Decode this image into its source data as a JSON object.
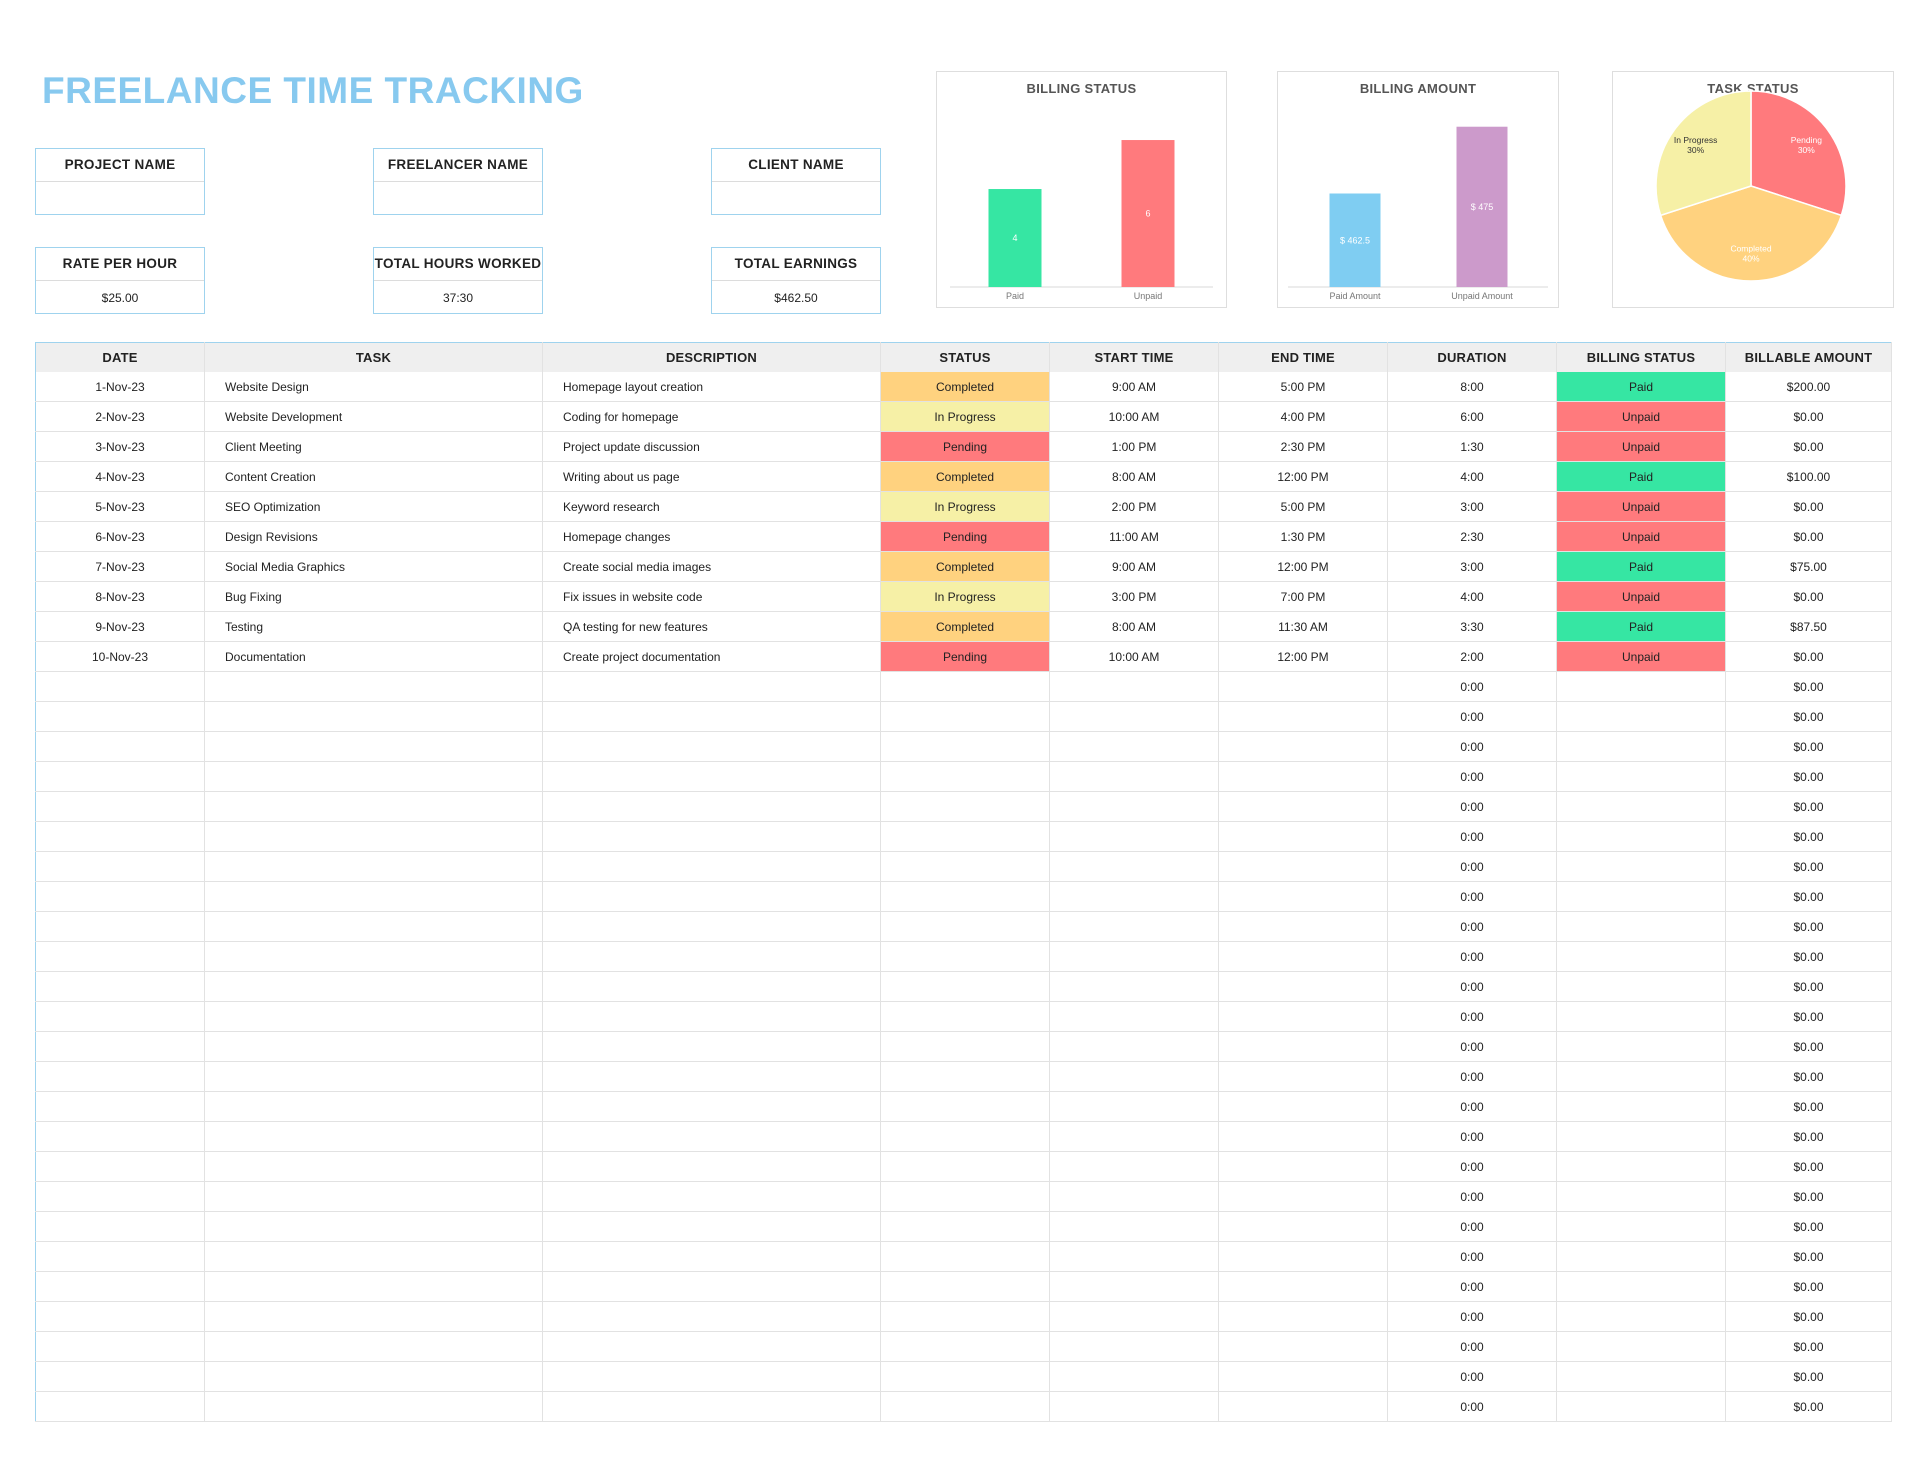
{
  "title": "FREELANCE TIME TRACKING",
  "info": {
    "project_name": {
      "label": "PROJECT NAME",
      "value": ""
    },
    "freelancer_name": {
      "label": "FREELANCER NAME",
      "value": ""
    },
    "client_name": {
      "label": "CLIENT NAME",
      "value": ""
    },
    "rate_per_hour": {
      "label": "RATE PER HOUR",
      "value": "$25.00"
    },
    "total_hours_worked": {
      "label": "TOTAL HOURS WORKED",
      "value": "37:30"
    },
    "total_earnings": {
      "label": "TOTAL EARNINGS",
      "value": "$462.50"
    }
  },
  "colors": {
    "title": "#87c9ef",
    "completed": "#ffd27f",
    "in_progress": "#f6f0a6",
    "pending": "#ff7a7d",
    "paid": "#36e6a3",
    "unpaid": "#ff7a7d",
    "paid_amount_bar": "#7fcdf2",
    "unpaid_amount_bar": "#cc9acb"
  },
  "chart_data": [
    {
      "type": "bar",
      "title": "BILLING STATUS",
      "categories": [
        "Paid",
        "Unpaid"
      ],
      "values": [
        4,
        6
      ],
      "data_labels": [
        "4",
        "6"
      ],
      "ylim": [
        0,
        6.9
      ],
      "grid": false
    },
    {
      "type": "bar",
      "title": "BILLING AMOUNT",
      "categories": [
        "Paid Amount",
        "Unpaid Amount"
      ],
      "values": [
        462.5,
        475
      ],
      "data_labels": [
        "$ 462.5",
        "$ 475"
      ],
      "ylim": [
        445,
        480
      ],
      "grid": false
    },
    {
      "type": "pie",
      "title": "TASK STATUS",
      "categories": [
        "Pending",
        "Completed",
        "In Progress"
      ],
      "values": [
        30,
        40,
        30
      ],
      "data_labels": [
        [
          "Pending",
          "30%"
        ],
        [
          "Completed",
          "40%"
        ],
        [
          "In Progress",
          "30%"
        ]
      ]
    }
  ],
  "table": {
    "headers": [
      "DATE",
      "TASK",
      "DESCRIPTION",
      "STATUS",
      "START TIME",
      "END TIME",
      "DURATION",
      "BILLING STATUS",
      "BILLABLE AMOUNT"
    ],
    "rows": [
      [
        "1-Nov-23",
        "Website Design",
        "Homepage layout creation",
        "Completed",
        "9:00 AM",
        "5:00 PM",
        "8:00",
        "Paid",
        "$200.00"
      ],
      [
        "2-Nov-23",
        "Website Development",
        "Coding for homepage",
        "In Progress",
        "10:00 AM",
        "4:00 PM",
        "6:00",
        "Unpaid",
        "$0.00"
      ],
      [
        "3-Nov-23",
        "Client Meeting",
        "Project update discussion",
        "Pending",
        "1:00 PM",
        "2:30 PM",
        "1:30",
        "Unpaid",
        "$0.00"
      ],
      [
        "4-Nov-23",
        "Content Creation",
        "Writing about us page",
        "Completed",
        "8:00 AM",
        "12:00 PM",
        "4:00",
        "Paid",
        "$100.00"
      ],
      [
        "5-Nov-23",
        "SEO Optimization",
        "Keyword research",
        "In Progress",
        "2:00 PM",
        "5:00 PM",
        "3:00",
        "Unpaid",
        "$0.00"
      ],
      [
        "6-Nov-23",
        "Design Revisions",
        "Homepage changes",
        "Pending",
        "11:00 AM",
        "1:30 PM",
        "2:30",
        "Unpaid",
        "$0.00"
      ],
      [
        "7-Nov-23",
        "Social Media Graphics",
        "Create social media images",
        "Completed",
        "9:00 AM",
        "12:00 PM",
        "3:00",
        "Paid",
        "$75.00"
      ],
      [
        "8-Nov-23",
        "Bug Fixing",
        "Fix issues in website code",
        "In Progress",
        "3:00 PM",
        "7:00 PM",
        "4:00",
        "Unpaid",
        "$0.00"
      ],
      [
        "9-Nov-23",
        "Testing",
        "QA testing for new features",
        "Completed",
        "8:00 AM",
        "11:30 AM",
        "3:30",
        "Paid",
        "$87.50"
      ],
      [
        "10-Nov-23",
        "Documentation",
        "Create project documentation",
        "Pending",
        "10:00 AM",
        "12:00 PM",
        "2:00",
        "Unpaid",
        "$0.00"
      ],
      [
        "",
        "",
        "",
        "",
        "",
        "",
        "0:00",
        "",
        "$0.00"
      ],
      [
        "",
        "",
        "",
        "",
        "",
        "",
        "0:00",
        "",
        "$0.00"
      ],
      [
        "",
        "",
        "",
        "",
        "",
        "",
        "0:00",
        "",
        "$0.00"
      ],
      [
        "",
        "",
        "",
        "",
        "",
        "",
        "0:00",
        "",
        "$0.00"
      ],
      [
        "",
        "",
        "",
        "",
        "",
        "",
        "0:00",
        "",
        "$0.00"
      ],
      [
        "",
        "",
        "",
        "",
        "",
        "",
        "0:00",
        "",
        "$0.00"
      ],
      [
        "",
        "",
        "",
        "",
        "",
        "",
        "0:00",
        "",
        "$0.00"
      ],
      [
        "",
        "",
        "",
        "",
        "",
        "",
        "0:00",
        "",
        "$0.00"
      ],
      [
        "",
        "",
        "",
        "",
        "",
        "",
        "0:00",
        "",
        "$0.00"
      ],
      [
        "",
        "",
        "",
        "",
        "",
        "",
        "0:00",
        "",
        "$0.00"
      ],
      [
        "",
        "",
        "",
        "",
        "",
        "",
        "0:00",
        "",
        "$0.00"
      ],
      [
        "",
        "",
        "",
        "",
        "",
        "",
        "0:00",
        "",
        "$0.00"
      ],
      [
        "",
        "",
        "",
        "",
        "",
        "",
        "0:00",
        "",
        "$0.00"
      ],
      [
        "",
        "",
        "",
        "",
        "",
        "",
        "0:00",
        "",
        "$0.00"
      ],
      [
        "",
        "",
        "",
        "",
        "",
        "",
        "0:00",
        "",
        "$0.00"
      ],
      [
        "",
        "",
        "",
        "",
        "",
        "",
        "0:00",
        "",
        "$0.00"
      ],
      [
        "",
        "",
        "",
        "",
        "",
        "",
        "0:00",
        "",
        "$0.00"
      ],
      [
        "",
        "",
        "",
        "",
        "",
        "",
        "0:00",
        "",
        "$0.00"
      ],
      [
        "",
        "",
        "",
        "",
        "",
        "",
        "0:00",
        "",
        "$0.00"
      ],
      [
        "",
        "",
        "",
        "",
        "",
        "",
        "0:00",
        "",
        "$0.00"
      ],
      [
        "",
        "",
        "",
        "",
        "",
        "",
        "0:00",
        "",
        "$0.00"
      ],
      [
        "",
        "",
        "",
        "",
        "",
        "",
        "0:00",
        "",
        "$0.00"
      ],
      [
        "",
        "",
        "",
        "",
        "",
        "",
        "0:00",
        "",
        "$0.00"
      ],
      [
        "",
        "",
        "",
        "",
        "",
        "",
        "0:00",
        "",
        "$0.00"
      ],
      [
        "",
        "",
        "",
        "",
        "",
        "",
        "0:00",
        "",
        "$0.00"
      ]
    ]
  }
}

TO BE DONE: Make an exact copy of every entry above, minus the images.

RESPONSE FOR THIS EXERCISE:
Decode this image into its source data as a JSON object.
{
  "title": "FREELANCE TIME TRACKING",
  "info": {
    "project_name": {
      "label": "PROJECT NAME",
      "value": ""
    },
    "freelancer_name": {
      "label": "FREELANCER NAME",
      "value": ""
    },
    "client_name": {
      "label": "CLIENT NAME",
      "value": ""
    },
    "rate_per_hour": {
      "label": "RATE PER HOUR",
      "value": "$25.00"
    },
    "total_hours_worked": {
      "label": "TOTAL HOURS WORKED",
      "value": "37:30"
    },
    "total_earnings": {
      "label": "TOTAL EARNINGS",
      "value": "$462.50"
    }
  },
  "colors": {
    "title": "#87c9ef",
    "completed": "#ffd27f",
    "in_progress": "#f6f0a6",
    "pending": "#ff7a7d",
    "paid": "#36e6a3",
    "unpaid": "#ff7a7d",
    "paid_amount_bar": "#7fcdf2",
    "unpaid_amount_bar": "#cc9acb"
  },
  "chart_data": [
    {
      "type": "bar",
      "title": "BILLING STATUS",
      "categories": [
        "Paid",
        "Unpaid"
      ],
      "values": [
        4,
        6
      ],
      "data_labels": [
        "4",
        "6"
      ],
      "ylim": [
        0,
        6.9
      ],
      "grid": false
    },
    {
      "type": "bar",
      "title": "BILLING AMOUNT",
      "categories": [
        "Paid Amount",
        "Unpaid Amount"
      ],
      "values": [
        462.5,
        475
      ],
      "data_labels": [
        "$ 462.5",
        "$ 475"
      ],
      "ylim": [
        445,
        480
      ],
      "grid": false
    },
    {
      "type": "pie",
      "title": "TASK STATUS",
      "categories": [
        "Pending",
        "Completed",
        "In Progress"
      ],
      "values": [
        30,
        40,
        30
      ],
      "data_labels": [
        [
          "Pending",
          "30%"
        ],
        [
          "Completed",
          "40%"
        ],
        [
          "In Progress",
          "30%"
        ]
      ]
    }
  ],
  "table": {
    "headers": [
      "DATE",
      "TASK",
      "DESCRIPTION",
      "STATUS",
      "START TIME",
      "END TIME",
      "DURATION",
      "BILLING STATUS",
      "BILLABLE AMOUNT"
    ],
    "rows": [
      [
        "1-Nov-23",
        "Website Design",
        "Homepage layout creation",
        "Completed",
        "9:00 AM",
        "5:00 PM",
        "8:00",
        "Paid",
        "$200.00"
      ],
      [
        "2-Nov-23",
        "Website Development",
        "Coding for homepage",
        "In Progress",
        "10:00 AM",
        "4:00 PM",
        "6:00",
        "Unpaid",
        "$0.00"
      ],
      [
        "3-Nov-23",
        "Client Meeting",
        "Project update discussion",
        "Pending",
        "1:00 PM",
        "2:30 PM",
        "1:30",
        "Unpaid",
        "$0.00"
      ],
      [
        "4-Nov-23",
        "Content Creation",
        "Writing about us page",
        "Completed",
        "8:00 AM",
        "12:00 PM",
        "4:00",
        "Paid",
        "$100.00"
      ],
      [
        "5-Nov-23",
        "SEO Optimization",
        "Keyword research",
        "In Progress",
        "2:00 PM",
        "5:00 PM",
        "3:00",
        "Unpaid",
        "$0.00"
      ],
      [
        "6-Nov-23",
        "Design Revisions",
        "Homepage changes",
        "Pending",
        "11:00 AM",
        "1:30 PM",
        "2:30",
        "Unpaid",
        "$0.00"
      ],
      [
        "7-Nov-23",
        "Social Media Graphics",
        "Create social media images",
        "Completed",
        "9:00 AM",
        "12:00 PM",
        "3:00",
        "Paid",
        "$75.00"
      ],
      [
        "8-Nov-23",
        "Bug Fixing",
        "Fix issues in website code",
        "In Progress",
        "3:00 PM",
        "7:00 PM",
        "4:00",
        "Unpaid",
        "$0.00"
      ],
      [
        "9-Nov-23",
        "Testing",
        "QA testing for new features",
        "Completed",
        "8:00 AM",
        "11:30 AM",
        "3:30",
        "Paid",
        "$87.50"
      ],
      [
        "10-Nov-23",
        "Documentation",
        "Create project documentation",
        "Pending",
        "10:00 AM",
        "12:00 PM",
        "2:00",
        "Unpaid",
        "$0.00"
      ],
      [
        "",
        "",
        "",
        "",
        "",
        "",
        "0:00",
        "",
        "$0.00"
      ],
      [
        "",
        "",
        "",
        "",
        "",
        "",
        "0:00",
        "",
        "$0.00"
      ],
      [
        "",
        "",
        "",
        "",
        "",
        "",
        "0:00",
        "",
        "$0.00"
      ],
      [
        "",
        "",
        "",
        "",
        "",
        "",
        "0:00",
        "",
        "$0.00"
      ],
      [
        "",
        "",
        "",
        "",
        "",
        "",
        "0:00",
        "",
        "$0.00"
      ],
      [
        "",
        "",
        "",
        "",
        "",
        "",
        "0:00",
        "",
        "$0.00"
      ],
      [
        "",
        "",
        "",
        "",
        "",
        "",
        "0:00",
        "",
        "$0.00"
      ],
      [
        "",
        "",
        "",
        "",
        "",
        "",
        "0:00",
        "",
        "$0.00"
      ],
      [
        "",
        "",
        "",
        "",
        "",
        "",
        "0:00",
        "",
        "$0.00"
      ],
      [
        "",
        "",
        "",
        "",
        "",
        "",
        "0:00",
        "",
        "$0.00"
      ],
      [
        "",
        "",
        "",
        "",
        "",
        "",
        "0:00",
        "",
        "$0.00"
      ],
      [
        "",
        "",
        "",
        "",
        "",
        "",
        "0:00",
        "",
        "$0.00"
      ],
      [
        "",
        "",
        "",
        "",
        "",
        "",
        "0:00",
        "",
        "$0.00"
      ],
      [
        "",
        "",
        "",
        "",
        "",
        "",
        "0:00",
        "",
        "$0.00"
      ],
      [
        "",
        "",
        "",
        "",
        "",
        "",
        "0:00",
        "",
        "$0.00"
      ],
      [
        "",
        "",
        "",
        "",
        "",
        "",
        "0:00",
        "",
        "$0.00"
      ],
      [
        "",
        "",
        "",
        "",
        "",
        "",
        "0:00",
        "",
        "$0.00"
      ],
      [
        "",
        "",
        "",
        "",
        "",
        "",
        "0:00",
        "",
        "$0.00"
      ],
      [
        "",
        "",
        "",
        "",
        "",
        "",
        "0:00",
        "",
        "$0.00"
      ],
      [
        "",
        "",
        "",
        "",
        "",
        "",
        "0:00",
        "",
        "$0.00"
      ],
      [
        "",
        "",
        "",
        "",
        "",
        "",
        "0:00",
        "",
        "$0.00"
      ],
      [
        "",
        "",
        "",
        "",
        "",
        "",
        "0:00",
        "",
        "$0.00"
      ],
      [
        "",
        "",
        "",
        "",
        "",
        "",
        "0:00",
        "",
        "$0.00"
      ],
      [
        "",
        "",
        "",
        "",
        "",
        "",
        "0:00",
        "",
        "$0.00"
      ],
      [
        "",
        "",
        "",
        "",
        "",
        "",
        "0:00",
        "",
        "$0.00"
      ]
    ]
  }
}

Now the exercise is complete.